_Task:_ Once every line in the data below has been checked for "false", give the number of lines that hold it, and only that.

_Records from a dataset:_
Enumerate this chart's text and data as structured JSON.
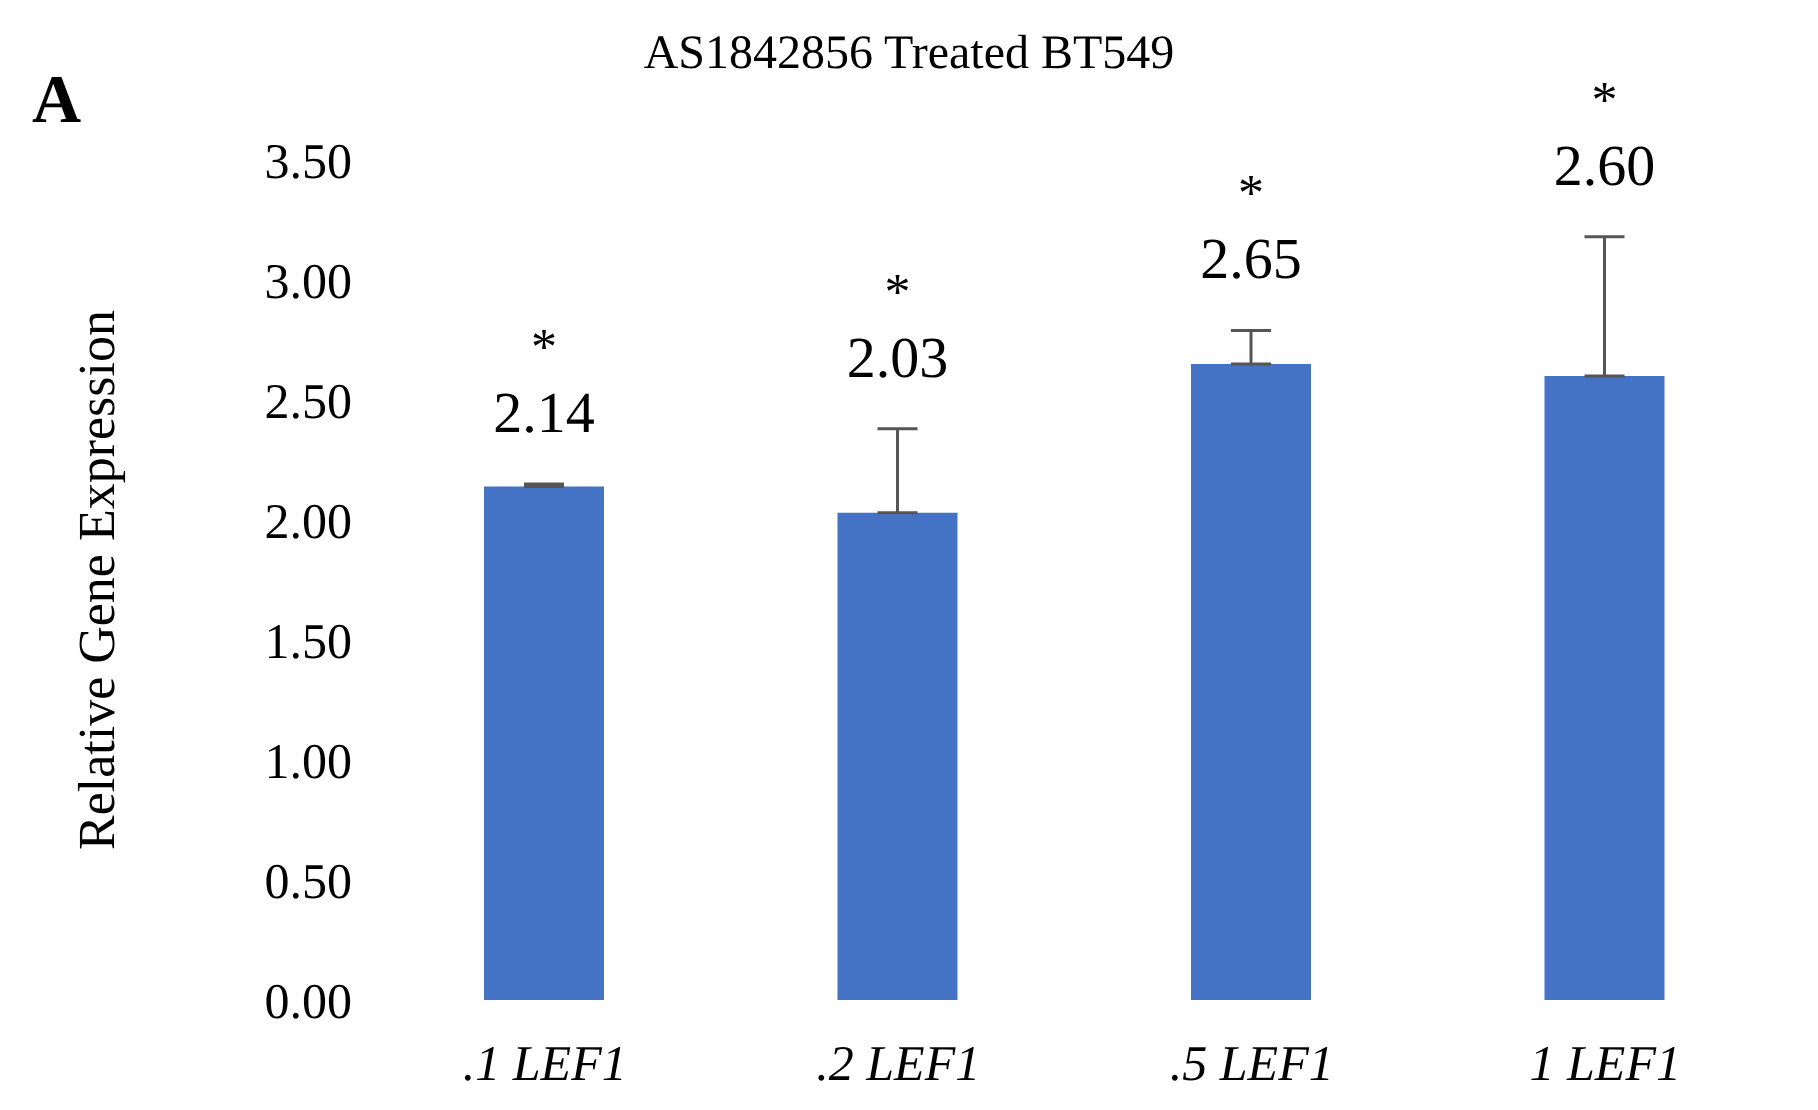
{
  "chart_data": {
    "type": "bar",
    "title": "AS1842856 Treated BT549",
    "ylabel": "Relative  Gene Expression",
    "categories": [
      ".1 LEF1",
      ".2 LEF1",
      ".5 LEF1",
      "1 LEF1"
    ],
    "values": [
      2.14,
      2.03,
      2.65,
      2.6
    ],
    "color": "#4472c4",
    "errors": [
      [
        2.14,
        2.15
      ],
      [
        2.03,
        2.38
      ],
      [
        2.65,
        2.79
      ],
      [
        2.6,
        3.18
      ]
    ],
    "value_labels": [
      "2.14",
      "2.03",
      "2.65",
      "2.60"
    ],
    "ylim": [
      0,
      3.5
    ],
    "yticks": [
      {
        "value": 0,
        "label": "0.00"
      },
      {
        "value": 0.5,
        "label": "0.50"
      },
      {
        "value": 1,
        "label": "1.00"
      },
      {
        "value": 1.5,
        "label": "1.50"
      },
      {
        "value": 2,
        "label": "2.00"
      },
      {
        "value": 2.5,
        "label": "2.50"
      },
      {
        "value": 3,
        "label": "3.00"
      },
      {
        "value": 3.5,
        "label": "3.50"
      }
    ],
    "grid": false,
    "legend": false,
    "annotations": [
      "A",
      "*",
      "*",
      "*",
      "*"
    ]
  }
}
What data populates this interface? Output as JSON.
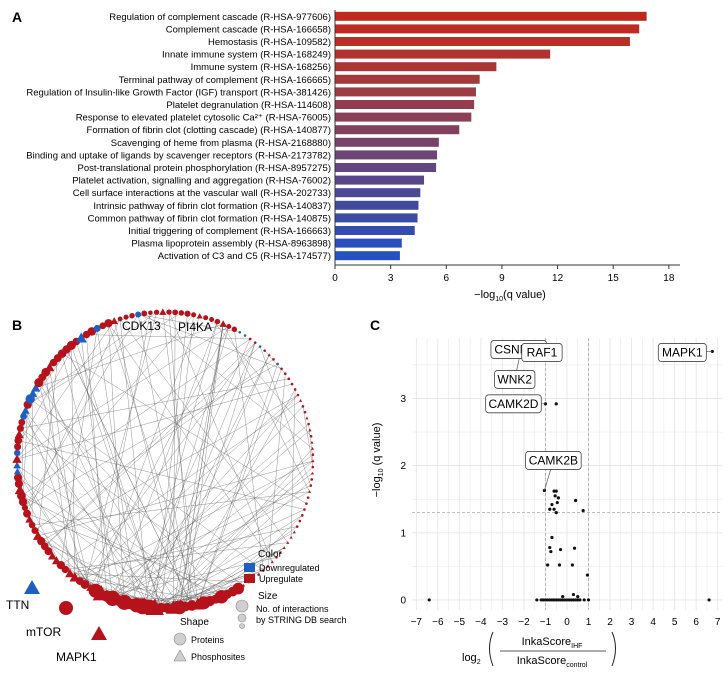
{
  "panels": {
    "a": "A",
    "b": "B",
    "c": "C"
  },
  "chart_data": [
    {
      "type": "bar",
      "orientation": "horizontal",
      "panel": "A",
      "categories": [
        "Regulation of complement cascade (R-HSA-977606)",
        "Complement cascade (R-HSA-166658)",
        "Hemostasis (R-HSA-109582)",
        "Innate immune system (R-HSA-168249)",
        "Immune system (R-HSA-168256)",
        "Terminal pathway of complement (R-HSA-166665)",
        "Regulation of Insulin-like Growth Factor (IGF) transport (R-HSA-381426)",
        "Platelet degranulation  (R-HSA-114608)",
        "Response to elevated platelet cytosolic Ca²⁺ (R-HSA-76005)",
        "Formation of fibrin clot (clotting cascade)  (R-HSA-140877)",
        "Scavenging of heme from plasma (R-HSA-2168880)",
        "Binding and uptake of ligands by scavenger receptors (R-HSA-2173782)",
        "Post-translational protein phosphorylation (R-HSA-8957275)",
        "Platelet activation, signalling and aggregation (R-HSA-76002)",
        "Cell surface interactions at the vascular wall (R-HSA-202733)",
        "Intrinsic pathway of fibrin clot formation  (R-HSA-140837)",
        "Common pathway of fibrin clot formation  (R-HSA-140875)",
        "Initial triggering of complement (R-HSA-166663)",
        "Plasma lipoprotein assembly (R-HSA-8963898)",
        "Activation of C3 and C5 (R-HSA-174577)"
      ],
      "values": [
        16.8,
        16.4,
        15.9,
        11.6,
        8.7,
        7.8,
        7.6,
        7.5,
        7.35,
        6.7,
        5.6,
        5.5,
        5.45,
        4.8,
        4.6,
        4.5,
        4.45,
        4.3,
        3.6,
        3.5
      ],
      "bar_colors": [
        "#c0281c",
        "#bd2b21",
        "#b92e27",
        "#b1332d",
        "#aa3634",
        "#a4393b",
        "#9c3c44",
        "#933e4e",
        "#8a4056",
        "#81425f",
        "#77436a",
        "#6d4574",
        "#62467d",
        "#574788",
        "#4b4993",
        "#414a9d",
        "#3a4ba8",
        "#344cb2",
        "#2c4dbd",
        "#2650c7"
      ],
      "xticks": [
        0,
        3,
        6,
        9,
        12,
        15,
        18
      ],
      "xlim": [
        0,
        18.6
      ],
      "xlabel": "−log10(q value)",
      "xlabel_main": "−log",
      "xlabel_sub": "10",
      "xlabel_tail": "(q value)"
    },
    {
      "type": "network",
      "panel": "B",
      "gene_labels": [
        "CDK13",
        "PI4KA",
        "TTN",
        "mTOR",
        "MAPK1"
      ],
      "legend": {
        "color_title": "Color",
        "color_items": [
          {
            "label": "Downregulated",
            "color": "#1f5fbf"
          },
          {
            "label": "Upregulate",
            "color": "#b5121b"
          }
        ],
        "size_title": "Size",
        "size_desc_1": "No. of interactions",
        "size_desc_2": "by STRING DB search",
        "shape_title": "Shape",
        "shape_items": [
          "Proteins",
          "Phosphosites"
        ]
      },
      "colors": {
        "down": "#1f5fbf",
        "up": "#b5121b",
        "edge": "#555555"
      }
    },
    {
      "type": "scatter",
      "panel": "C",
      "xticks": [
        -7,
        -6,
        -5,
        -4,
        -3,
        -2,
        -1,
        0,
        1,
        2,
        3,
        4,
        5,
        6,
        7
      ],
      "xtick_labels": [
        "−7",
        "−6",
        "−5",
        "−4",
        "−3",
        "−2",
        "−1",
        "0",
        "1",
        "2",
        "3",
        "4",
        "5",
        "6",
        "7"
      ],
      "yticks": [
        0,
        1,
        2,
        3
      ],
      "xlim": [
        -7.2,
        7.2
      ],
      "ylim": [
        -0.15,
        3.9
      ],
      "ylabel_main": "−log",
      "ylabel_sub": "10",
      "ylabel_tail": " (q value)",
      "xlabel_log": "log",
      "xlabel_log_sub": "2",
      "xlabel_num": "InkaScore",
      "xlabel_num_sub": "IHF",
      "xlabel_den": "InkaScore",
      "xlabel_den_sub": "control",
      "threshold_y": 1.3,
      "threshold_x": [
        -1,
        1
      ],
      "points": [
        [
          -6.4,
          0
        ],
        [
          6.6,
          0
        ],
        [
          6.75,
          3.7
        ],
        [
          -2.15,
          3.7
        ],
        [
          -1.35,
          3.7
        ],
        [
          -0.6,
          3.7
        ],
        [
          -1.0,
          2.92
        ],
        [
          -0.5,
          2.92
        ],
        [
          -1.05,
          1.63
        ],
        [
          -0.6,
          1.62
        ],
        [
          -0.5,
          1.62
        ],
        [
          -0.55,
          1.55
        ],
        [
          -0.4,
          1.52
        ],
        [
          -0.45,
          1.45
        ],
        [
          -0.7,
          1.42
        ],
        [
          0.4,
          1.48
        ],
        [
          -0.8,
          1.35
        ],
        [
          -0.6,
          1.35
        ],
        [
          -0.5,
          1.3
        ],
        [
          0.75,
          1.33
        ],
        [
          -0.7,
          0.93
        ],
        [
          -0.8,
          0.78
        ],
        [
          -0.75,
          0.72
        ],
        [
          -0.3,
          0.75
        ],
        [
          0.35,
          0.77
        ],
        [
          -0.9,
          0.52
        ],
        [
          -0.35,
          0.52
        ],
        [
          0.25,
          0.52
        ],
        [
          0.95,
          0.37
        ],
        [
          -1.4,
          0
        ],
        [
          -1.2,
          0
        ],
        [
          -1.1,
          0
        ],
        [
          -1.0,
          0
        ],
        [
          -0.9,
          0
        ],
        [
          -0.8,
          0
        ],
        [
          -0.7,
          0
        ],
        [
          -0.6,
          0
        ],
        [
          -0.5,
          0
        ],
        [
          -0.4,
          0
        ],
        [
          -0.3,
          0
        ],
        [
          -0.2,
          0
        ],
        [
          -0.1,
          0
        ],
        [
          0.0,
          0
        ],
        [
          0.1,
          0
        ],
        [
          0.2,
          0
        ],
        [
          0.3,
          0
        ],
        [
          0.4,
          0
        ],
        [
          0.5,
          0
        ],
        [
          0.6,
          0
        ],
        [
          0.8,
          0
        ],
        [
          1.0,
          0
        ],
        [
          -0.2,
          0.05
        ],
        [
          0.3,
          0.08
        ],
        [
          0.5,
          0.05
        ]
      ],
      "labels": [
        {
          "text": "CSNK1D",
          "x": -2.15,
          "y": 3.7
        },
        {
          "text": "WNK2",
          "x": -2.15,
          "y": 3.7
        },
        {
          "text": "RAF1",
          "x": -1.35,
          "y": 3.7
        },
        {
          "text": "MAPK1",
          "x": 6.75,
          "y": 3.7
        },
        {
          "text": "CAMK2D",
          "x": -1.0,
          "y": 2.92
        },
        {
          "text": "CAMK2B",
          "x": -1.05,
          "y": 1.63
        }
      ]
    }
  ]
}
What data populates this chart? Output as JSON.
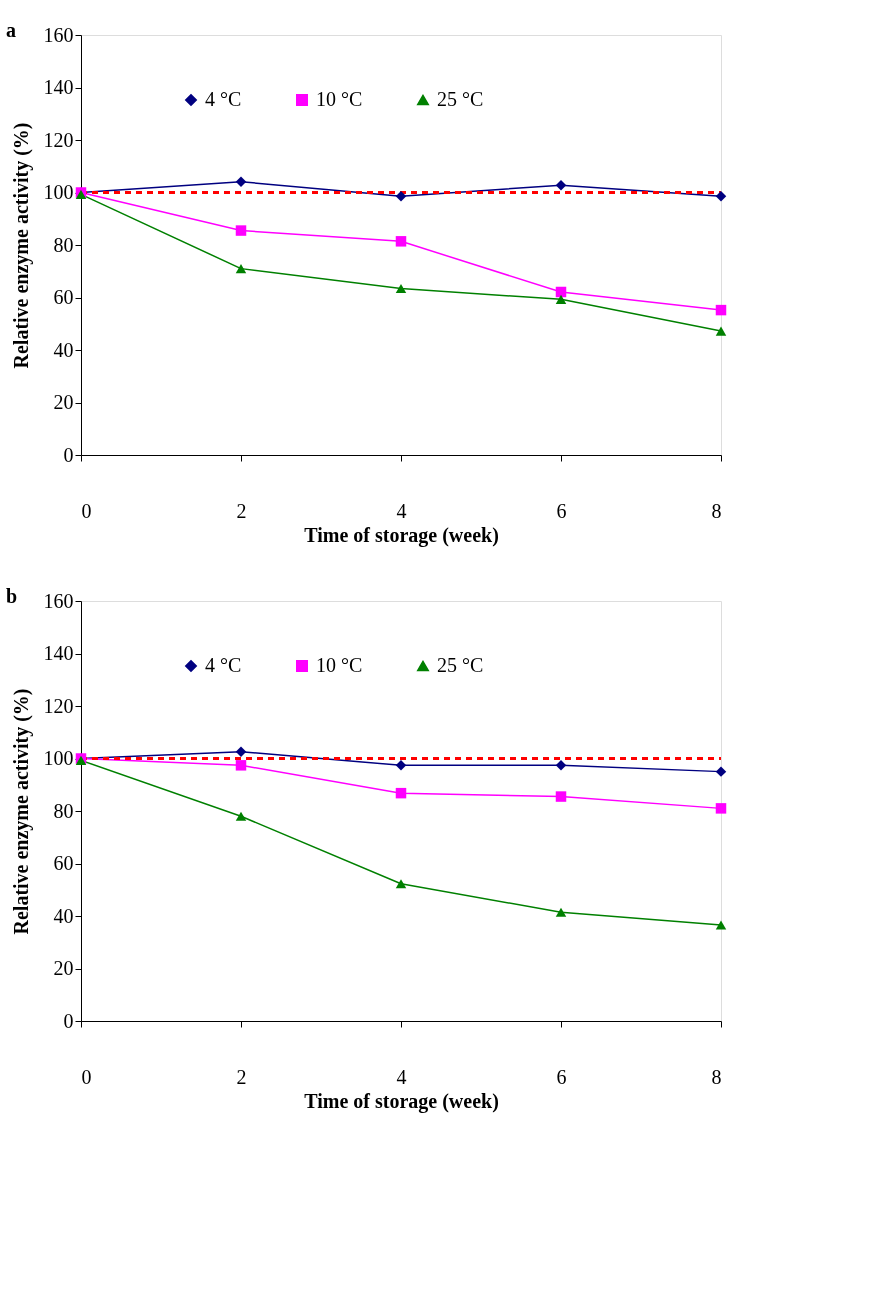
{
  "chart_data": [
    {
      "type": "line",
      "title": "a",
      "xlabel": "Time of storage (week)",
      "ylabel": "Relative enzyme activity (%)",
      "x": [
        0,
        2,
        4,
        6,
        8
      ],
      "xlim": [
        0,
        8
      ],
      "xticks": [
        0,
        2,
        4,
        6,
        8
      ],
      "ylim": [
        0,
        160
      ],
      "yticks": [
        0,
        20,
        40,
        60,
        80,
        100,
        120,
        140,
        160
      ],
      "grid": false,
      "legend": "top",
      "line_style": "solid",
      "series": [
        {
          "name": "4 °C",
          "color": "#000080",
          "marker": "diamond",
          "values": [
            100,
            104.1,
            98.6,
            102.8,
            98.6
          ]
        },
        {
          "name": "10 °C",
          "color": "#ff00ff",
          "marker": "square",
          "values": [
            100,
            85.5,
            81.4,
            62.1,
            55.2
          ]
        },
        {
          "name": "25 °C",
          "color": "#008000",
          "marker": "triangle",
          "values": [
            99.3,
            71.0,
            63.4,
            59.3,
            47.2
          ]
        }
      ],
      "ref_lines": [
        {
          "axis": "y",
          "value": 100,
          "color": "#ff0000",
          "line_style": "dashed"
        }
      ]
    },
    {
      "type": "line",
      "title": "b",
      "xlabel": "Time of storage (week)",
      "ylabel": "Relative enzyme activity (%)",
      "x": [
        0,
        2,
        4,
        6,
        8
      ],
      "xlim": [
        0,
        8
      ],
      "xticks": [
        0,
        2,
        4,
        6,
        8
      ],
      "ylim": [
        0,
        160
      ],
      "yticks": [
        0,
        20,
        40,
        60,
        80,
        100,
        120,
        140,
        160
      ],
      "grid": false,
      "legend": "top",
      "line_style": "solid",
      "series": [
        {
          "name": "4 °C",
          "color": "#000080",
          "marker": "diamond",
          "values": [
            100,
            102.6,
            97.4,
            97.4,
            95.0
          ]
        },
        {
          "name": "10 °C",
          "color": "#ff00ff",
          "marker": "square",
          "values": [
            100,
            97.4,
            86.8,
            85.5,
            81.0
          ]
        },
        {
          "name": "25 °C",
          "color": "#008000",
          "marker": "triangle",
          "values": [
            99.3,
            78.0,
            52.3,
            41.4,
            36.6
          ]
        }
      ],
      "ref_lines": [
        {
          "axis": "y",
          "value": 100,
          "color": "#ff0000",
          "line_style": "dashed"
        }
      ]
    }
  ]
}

_Output below:_ 4